** BEGIN INPUT RECORDS **
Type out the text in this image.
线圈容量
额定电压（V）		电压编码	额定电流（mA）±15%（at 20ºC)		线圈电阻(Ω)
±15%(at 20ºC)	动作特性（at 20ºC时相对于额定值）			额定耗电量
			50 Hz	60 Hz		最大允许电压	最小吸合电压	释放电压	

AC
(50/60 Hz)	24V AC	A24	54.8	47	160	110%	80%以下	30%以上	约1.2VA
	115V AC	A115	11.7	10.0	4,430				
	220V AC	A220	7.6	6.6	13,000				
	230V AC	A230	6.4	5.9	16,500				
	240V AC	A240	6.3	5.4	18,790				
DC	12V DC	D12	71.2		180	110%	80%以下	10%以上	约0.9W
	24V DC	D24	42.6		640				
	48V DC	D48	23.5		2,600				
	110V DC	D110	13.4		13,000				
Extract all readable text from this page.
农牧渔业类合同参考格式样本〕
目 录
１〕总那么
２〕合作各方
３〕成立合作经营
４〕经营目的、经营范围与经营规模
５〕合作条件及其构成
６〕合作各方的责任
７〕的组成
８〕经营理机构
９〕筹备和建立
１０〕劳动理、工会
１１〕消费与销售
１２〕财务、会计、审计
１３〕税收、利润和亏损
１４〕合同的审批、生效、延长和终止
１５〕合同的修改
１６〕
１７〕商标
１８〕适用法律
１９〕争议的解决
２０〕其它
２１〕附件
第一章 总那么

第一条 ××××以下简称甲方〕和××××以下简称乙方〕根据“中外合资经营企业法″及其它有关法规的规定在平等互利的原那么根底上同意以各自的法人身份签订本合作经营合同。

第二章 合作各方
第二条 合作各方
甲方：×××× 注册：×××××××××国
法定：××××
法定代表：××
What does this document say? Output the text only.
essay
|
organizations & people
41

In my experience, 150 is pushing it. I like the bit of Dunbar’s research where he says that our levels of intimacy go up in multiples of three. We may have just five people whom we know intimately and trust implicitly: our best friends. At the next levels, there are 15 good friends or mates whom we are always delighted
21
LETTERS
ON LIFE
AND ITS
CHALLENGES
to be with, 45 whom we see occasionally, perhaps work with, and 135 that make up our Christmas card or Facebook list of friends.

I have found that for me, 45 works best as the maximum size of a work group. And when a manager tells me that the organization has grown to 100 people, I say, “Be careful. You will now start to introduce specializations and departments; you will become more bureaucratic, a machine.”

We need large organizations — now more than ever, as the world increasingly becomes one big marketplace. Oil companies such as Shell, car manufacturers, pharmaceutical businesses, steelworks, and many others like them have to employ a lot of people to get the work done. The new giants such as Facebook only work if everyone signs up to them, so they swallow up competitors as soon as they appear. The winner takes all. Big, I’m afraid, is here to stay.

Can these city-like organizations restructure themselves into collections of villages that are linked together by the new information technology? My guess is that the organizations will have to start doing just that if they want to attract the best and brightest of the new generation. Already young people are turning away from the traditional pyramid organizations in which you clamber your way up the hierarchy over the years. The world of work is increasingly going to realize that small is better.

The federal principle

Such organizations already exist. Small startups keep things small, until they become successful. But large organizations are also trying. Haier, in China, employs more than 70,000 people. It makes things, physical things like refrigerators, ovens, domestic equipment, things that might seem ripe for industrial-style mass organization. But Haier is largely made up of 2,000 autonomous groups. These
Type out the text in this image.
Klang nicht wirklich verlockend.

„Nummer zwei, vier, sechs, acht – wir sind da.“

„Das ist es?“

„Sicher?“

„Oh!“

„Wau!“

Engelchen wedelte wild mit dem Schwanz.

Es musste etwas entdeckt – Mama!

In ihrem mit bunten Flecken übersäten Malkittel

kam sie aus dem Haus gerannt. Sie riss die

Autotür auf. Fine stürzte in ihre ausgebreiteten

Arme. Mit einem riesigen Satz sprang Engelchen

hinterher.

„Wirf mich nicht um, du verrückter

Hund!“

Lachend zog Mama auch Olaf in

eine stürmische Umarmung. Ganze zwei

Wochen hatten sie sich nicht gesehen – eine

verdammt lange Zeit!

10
** END INPUT RECORDS **
* **OBJECTIVE**: Print out the whole listing exactly as it appears.

* **CORRECT RESULT**:
Type out the text in this image.
线圈容量
额定电压（V）		电压编码	额定电流（mA）±15%（at 20ºC)		线圈电阻(Ω)
±15%(at 20ºC)	动作特性（at 20ºC时相对于额定值）			额定耗电量
			50 Hz	60 Hz		最大允许电压	最小吸合电压	释放电压	

AC
(50/60 Hz)	24V AC	A24	54.8	47	160	110%	80%以下	30%以上	约1.2VA
	115V AC	A115	11.7	10.0	4,430				
	220V AC	A220	7.6	6.6	13,000				
	230V AC	A230	6.4	5.9	16,500				
	240V AC	A240	6.3	5.4	18,790				
DC	12V DC	D12	71.2		180	110%	80%以下	10%以上	约0.9W
	24V DC	D24	42.6		640				
	48V DC	D48	23.5		2,600				
	110V DC	D110	13.4		13,000				
Extract all readable text from this page.
农牧渔业类合同参考格式样本〕
目 录
１〕总那么
２〕合作各方
３〕成立合作经营
４〕经营目的、经营范围与经营规模
５〕合作条件及其构成
６〕合作各方的责任
７〕的组成
８〕经营理机构
９〕筹备和建立
１０〕劳动理、工会
１１〕消费与销售
１２〕财务、会计、审计
１３〕税收、利润和亏损
１４〕合同的审批、生效、延长和终止
１５〕合同的修改
１６〕
１７〕商标
１８〕适用法律
１９〕争议的解决
２０〕其它
２１〕附件
第一章 总那么

第一条 ××××以下简称甲方〕和××××以下简称乙方〕根据“中外合资经营企业法″及其它有关法规的规定在平等互利的原那么根底上同意以各自的法人身份签订本合作经营合同。

第二章 合作各方
第二条 合作各方
甲方：×××× 注册：×××××××××国
法定：××××
法定代表：××
What does this document say? Output the text only.
essay
|
organizations & people
41

In my experience, 150 is pushing it. I like the bit of Dunbar’s research where he says that our levels of intimacy go up in multiples of three. We may have just five people whom we know intimately and trust implicitly: our best friends. At the next levels, there are 15 good friends or mates whom we are always delighted
21
LETTERS
ON LIFE
AND ITS
CHALLENGES
to be with, 45 whom we see occasionally, perhaps work with, and 135 that make up our Christmas card or Facebook list of friends.

I have found that for me, 45 works best as the maximum size of a work group. And when a manager tells me that the organization has grown to 100 people, I say, “Be careful. You will now start to introduce specializations and departments; you will become more bureaucratic, a machine.”

We need large organizations — now more than ever, as the world increasingly becomes one big marketplace. Oil companies such as Shell, car manufacturers, pharmaceutical businesses, steelworks, and many others like them have to employ a lot of people to get the work done. The new giants such as Facebook only work if everyone signs up to them, so they swallow up competitors as soon as they appear. The winner takes all. Big, I’m afraid, is here to stay.

Can these city-like organizations restructure themselves into collections of villages that are linked together by the new information technology? My guess is that the organizations will have to start doing just that if they want to attract the best and brightest of the new generation. Already young people are turning away from the traditional pyramid organizations in which you clamber your way up the hierarchy over the years. The world of work is increasingly going to realize that small is better.

The federal principle

Such organizations already exist. Small startups keep things small, until they become successful. But large organizations are also trying. Haier, in China, employs more than 70,000 people. It makes things, physical things like refrigerators, ovens, domestic equipment, things that might seem ripe for industrial-style mass organization. But Haier is largely made up of 2,000 autonomous groups. These
Type out the text in this image.
Klang nicht wirklich verlockend.

„Nummer zwei, vier, sechs, acht – wir sind da.“

„Das ist es?“

„Sicher?“

„Oh!“

„Wau!“

Engelchen wedelte wild mit dem Schwanz.

Es musste etwas entdeckt – Mama!

In ihrem mit bunten Flecken übersäten Malkittel

kam sie aus dem Haus gerannt. Sie riss die

Autotür auf. Fine stürzte in ihre ausgebreiteten

Arme. Mit einem riesigen Satz sprang Engelchen

hinterher.

„Wirf mich nicht um, du verrückter

Hund!“

Lachend zog Mama auch Olaf in

eine stürmische Umarmung. Ganze zwei

Wochen hatten sie sich nicht gesehen – eine

verdammt lange Zeit!

10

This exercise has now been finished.